»»

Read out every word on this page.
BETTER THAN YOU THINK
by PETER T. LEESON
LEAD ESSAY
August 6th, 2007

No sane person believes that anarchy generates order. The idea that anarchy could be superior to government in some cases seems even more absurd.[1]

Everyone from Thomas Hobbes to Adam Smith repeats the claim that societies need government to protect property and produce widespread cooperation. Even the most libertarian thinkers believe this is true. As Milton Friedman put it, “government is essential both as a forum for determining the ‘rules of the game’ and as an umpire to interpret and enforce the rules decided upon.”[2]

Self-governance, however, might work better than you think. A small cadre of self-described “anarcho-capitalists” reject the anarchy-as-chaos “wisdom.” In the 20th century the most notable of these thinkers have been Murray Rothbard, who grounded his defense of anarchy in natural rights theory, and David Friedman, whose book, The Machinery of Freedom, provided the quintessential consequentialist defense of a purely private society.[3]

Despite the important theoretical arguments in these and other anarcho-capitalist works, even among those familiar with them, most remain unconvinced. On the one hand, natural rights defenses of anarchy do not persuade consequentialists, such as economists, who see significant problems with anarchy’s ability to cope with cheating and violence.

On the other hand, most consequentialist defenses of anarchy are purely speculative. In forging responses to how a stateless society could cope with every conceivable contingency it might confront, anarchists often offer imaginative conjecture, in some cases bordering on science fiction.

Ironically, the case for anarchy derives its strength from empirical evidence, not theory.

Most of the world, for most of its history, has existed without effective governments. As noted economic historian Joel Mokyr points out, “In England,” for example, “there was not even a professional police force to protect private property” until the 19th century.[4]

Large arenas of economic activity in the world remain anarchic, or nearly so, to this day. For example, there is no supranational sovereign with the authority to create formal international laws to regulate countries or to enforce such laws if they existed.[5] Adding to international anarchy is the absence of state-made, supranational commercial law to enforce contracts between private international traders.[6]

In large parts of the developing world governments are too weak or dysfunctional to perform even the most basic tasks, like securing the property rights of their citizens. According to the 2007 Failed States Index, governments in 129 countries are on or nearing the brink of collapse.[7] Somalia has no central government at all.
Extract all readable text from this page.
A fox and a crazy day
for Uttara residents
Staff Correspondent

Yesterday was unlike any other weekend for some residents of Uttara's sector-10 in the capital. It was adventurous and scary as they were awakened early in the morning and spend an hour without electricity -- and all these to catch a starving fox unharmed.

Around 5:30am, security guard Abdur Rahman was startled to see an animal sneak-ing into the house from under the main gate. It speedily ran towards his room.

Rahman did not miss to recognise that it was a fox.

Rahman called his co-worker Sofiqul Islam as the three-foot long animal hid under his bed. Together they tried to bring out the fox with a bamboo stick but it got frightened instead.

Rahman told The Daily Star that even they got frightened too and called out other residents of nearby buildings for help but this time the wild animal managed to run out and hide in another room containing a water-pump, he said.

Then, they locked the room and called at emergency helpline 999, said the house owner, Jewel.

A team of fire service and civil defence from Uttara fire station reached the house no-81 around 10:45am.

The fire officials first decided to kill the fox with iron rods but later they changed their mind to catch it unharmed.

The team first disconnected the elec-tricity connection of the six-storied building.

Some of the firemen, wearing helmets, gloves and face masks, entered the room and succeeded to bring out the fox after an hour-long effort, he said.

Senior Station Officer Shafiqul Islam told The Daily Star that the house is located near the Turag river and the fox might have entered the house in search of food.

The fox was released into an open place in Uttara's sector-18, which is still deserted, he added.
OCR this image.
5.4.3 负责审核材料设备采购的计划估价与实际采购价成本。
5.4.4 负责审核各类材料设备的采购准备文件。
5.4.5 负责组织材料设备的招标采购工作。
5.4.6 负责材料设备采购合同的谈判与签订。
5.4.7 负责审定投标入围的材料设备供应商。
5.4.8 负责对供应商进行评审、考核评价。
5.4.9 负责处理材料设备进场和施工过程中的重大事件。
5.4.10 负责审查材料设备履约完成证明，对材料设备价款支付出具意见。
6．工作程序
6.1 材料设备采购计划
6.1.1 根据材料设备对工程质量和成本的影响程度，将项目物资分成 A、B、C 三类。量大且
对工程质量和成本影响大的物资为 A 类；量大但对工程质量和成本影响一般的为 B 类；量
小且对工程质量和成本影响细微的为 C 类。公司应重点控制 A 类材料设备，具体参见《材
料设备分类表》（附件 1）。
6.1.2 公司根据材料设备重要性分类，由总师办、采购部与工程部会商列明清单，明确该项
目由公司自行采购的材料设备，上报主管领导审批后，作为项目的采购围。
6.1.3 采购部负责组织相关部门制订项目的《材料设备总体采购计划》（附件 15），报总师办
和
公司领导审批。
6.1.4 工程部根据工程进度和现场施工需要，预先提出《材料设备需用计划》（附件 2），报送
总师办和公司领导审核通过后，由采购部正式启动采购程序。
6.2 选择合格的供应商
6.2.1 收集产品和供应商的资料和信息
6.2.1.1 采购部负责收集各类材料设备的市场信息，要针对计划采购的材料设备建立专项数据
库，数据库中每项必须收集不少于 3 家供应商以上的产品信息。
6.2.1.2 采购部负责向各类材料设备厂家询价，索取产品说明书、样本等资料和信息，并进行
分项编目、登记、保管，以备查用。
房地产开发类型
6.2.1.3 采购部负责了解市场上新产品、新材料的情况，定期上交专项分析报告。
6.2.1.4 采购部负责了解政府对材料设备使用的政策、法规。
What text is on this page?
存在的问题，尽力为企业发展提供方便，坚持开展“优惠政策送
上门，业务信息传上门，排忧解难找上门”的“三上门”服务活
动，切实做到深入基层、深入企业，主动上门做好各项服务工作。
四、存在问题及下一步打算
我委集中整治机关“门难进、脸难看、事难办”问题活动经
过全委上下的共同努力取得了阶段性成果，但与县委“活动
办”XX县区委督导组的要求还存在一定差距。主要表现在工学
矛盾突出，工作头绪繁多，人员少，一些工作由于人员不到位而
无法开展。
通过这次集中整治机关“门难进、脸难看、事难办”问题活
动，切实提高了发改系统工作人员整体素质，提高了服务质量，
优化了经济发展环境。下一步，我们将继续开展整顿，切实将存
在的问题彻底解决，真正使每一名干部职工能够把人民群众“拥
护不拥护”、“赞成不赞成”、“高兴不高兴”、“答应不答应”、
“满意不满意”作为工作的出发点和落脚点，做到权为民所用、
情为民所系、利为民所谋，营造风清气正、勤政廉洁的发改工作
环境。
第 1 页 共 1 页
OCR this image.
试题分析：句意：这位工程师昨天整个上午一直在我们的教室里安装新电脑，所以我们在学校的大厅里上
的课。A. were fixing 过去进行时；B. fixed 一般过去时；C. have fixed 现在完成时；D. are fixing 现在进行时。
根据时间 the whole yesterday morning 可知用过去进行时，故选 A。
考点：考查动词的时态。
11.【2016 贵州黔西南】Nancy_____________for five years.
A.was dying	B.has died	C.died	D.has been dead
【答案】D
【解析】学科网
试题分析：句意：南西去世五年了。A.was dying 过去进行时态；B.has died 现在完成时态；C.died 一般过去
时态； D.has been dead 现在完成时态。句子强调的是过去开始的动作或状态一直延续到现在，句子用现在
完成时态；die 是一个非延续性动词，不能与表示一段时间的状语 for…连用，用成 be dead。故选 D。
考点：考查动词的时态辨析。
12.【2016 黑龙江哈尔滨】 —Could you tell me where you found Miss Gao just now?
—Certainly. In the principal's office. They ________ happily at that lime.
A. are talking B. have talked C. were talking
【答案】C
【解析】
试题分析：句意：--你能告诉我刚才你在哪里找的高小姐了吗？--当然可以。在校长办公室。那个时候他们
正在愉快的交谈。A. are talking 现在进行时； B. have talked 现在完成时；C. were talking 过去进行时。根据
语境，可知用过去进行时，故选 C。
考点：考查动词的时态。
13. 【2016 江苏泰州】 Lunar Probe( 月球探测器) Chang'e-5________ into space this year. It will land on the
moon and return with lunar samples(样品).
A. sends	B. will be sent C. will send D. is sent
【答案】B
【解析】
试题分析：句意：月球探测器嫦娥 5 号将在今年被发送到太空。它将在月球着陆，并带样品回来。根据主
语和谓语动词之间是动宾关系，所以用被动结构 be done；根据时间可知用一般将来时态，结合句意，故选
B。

««

### Set problem:
Extract every line that has the string "first" in it.

### Answer to the exercise:
The fire officials first decided to kill the fox with iron rods but later they changed their mind to catch it unharmed.
The team first disconnected the elec-tricity connection of the six-storied building.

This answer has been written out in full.